Stored records:

'''

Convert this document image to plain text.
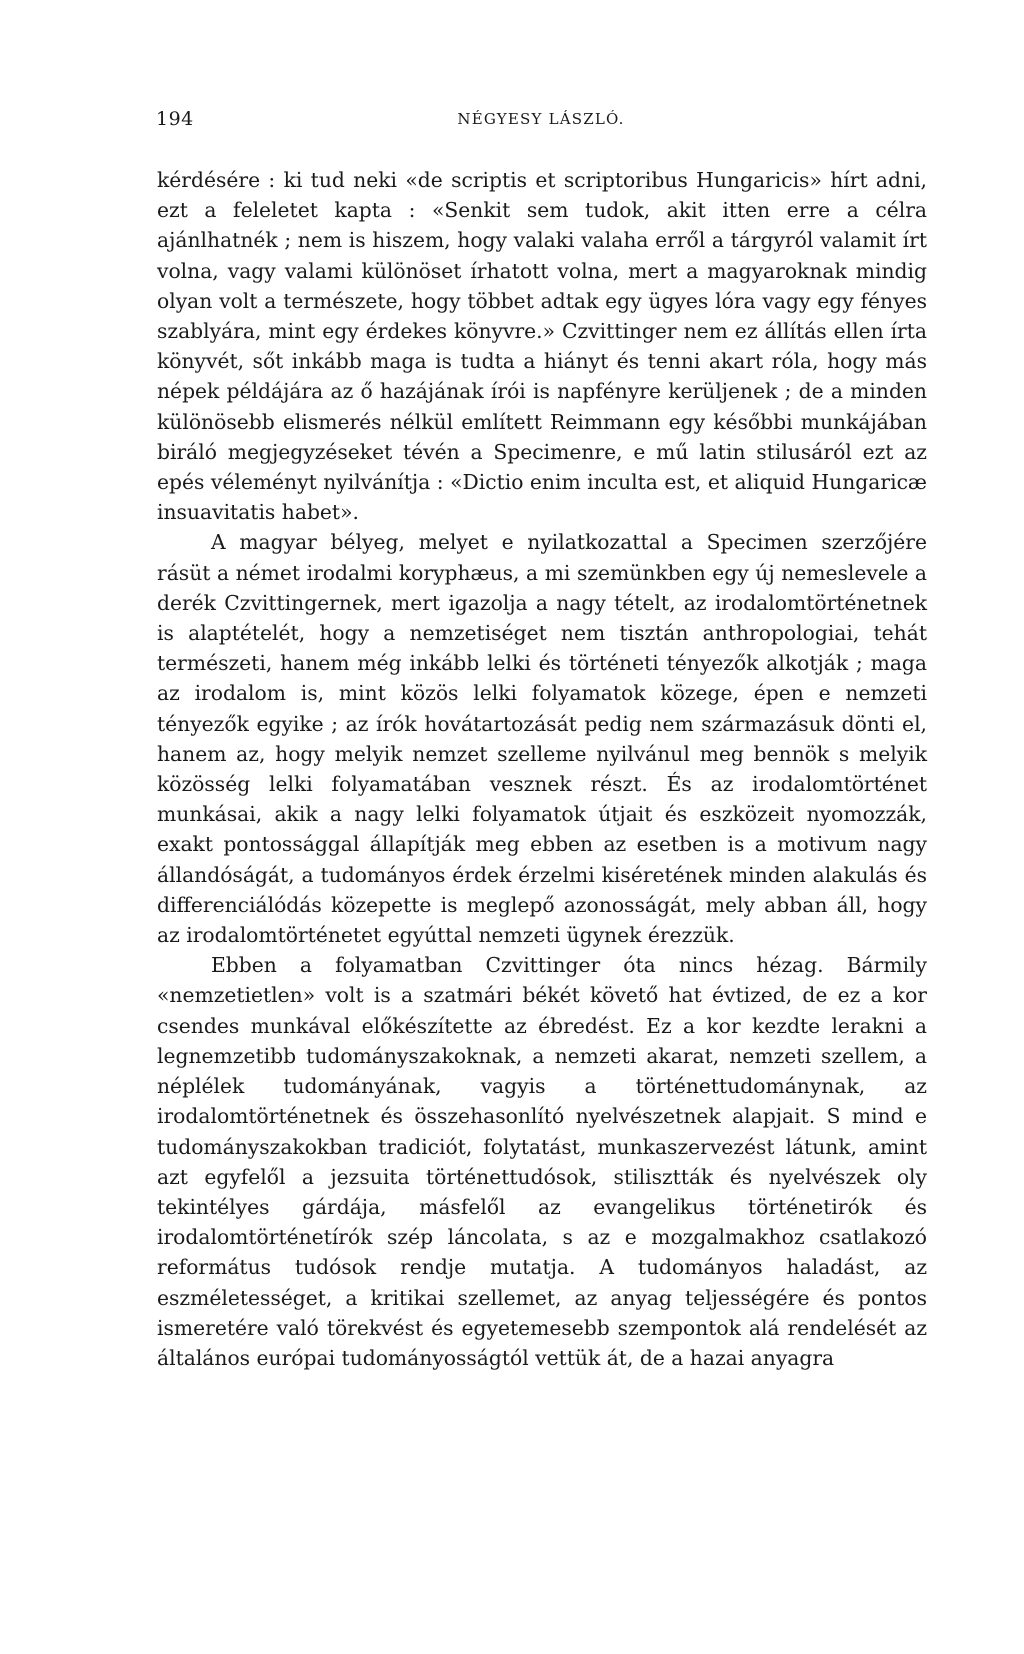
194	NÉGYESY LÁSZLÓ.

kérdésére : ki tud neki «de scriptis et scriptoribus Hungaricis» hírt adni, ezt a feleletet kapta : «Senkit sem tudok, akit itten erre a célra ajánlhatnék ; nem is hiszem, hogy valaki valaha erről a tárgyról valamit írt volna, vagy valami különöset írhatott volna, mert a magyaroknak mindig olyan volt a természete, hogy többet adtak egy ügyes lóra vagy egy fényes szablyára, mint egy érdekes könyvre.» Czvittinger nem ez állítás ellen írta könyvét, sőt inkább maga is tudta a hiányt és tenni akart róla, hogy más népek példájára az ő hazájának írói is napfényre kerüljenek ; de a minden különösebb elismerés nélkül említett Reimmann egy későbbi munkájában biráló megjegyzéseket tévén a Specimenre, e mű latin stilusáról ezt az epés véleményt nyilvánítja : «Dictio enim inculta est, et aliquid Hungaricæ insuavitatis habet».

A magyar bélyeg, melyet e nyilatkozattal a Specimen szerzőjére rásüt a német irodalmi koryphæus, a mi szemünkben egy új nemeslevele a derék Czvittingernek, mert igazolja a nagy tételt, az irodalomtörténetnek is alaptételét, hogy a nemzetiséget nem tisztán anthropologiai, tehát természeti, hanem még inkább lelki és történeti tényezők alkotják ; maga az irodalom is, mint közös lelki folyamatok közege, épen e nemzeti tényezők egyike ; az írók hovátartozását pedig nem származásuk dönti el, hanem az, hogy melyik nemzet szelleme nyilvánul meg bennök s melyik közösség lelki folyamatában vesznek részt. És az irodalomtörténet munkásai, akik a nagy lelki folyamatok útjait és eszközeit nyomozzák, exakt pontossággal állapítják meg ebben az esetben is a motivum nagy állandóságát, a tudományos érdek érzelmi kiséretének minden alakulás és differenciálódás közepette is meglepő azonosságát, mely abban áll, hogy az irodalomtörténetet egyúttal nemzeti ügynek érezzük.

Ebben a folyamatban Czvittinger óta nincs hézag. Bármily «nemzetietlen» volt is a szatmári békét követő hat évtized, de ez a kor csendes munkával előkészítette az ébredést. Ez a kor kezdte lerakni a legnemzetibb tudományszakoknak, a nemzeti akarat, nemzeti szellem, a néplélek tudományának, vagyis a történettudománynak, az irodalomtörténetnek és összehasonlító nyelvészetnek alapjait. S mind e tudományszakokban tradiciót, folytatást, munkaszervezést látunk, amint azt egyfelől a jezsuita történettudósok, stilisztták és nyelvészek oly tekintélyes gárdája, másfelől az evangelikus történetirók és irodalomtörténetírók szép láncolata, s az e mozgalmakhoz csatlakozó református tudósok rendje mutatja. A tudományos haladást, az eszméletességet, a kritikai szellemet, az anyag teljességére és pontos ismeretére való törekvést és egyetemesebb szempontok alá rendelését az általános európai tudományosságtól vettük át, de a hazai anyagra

'''
'''

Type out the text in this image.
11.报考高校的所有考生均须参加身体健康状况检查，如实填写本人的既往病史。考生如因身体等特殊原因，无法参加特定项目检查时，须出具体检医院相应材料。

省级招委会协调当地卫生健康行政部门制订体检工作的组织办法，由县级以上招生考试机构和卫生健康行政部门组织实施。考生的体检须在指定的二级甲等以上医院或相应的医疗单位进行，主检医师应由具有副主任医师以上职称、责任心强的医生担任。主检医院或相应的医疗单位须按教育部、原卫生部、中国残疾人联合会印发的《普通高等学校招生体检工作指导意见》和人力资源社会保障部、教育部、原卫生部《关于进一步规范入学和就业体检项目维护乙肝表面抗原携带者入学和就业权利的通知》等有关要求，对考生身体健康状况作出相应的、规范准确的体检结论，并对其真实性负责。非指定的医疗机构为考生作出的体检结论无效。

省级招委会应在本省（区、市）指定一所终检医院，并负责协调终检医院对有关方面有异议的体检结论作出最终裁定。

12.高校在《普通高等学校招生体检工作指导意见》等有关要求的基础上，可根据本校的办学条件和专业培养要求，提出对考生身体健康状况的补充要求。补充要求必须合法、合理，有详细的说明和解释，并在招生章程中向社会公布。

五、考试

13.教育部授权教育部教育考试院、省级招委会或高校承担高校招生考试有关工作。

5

'''
'''

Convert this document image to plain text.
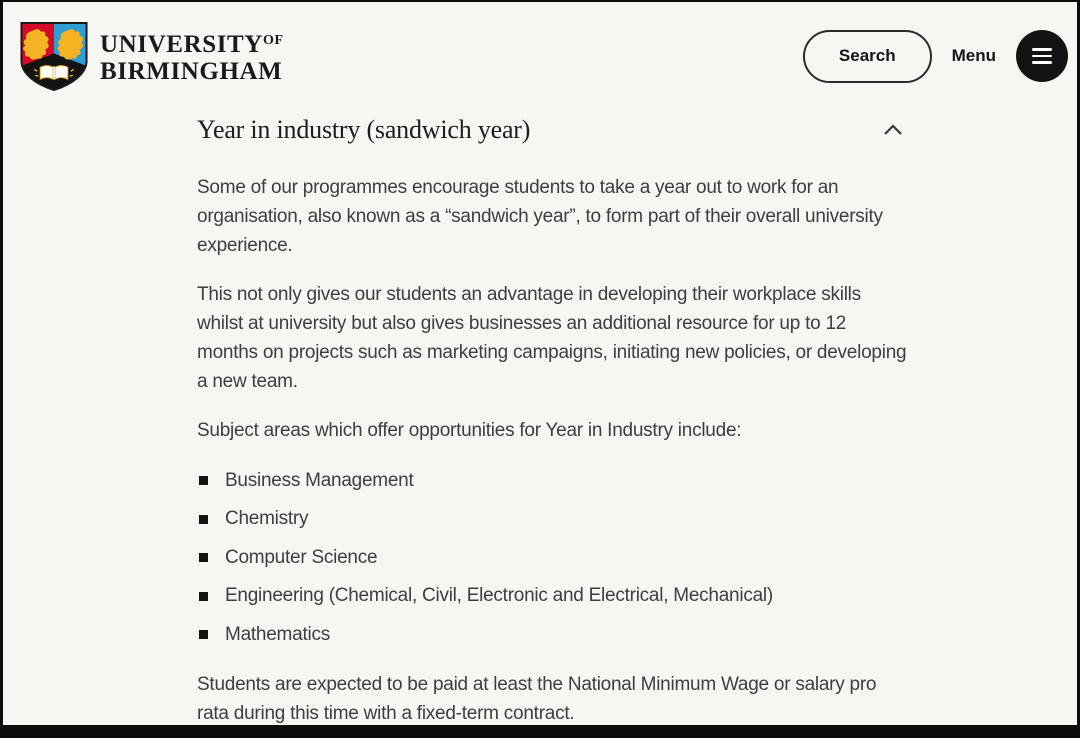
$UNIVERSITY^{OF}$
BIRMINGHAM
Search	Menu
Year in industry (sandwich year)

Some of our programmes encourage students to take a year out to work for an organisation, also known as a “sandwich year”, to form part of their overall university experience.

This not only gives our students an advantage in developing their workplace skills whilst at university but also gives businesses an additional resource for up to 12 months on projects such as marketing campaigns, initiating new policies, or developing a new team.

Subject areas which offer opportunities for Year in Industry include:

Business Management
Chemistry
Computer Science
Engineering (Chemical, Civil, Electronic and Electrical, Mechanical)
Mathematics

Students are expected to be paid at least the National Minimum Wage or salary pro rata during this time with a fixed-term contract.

'''

_REQUIREMENT_: Pick out the lines containing the string "sandwich" and show them.

_RESULT FOR THIS EXERCISE_:
Year in industry (sandwich year)
Some of our programmes encourage students to take a year out to work for an organisation, also known as a “sandwich year”, to form part of their overall university experience.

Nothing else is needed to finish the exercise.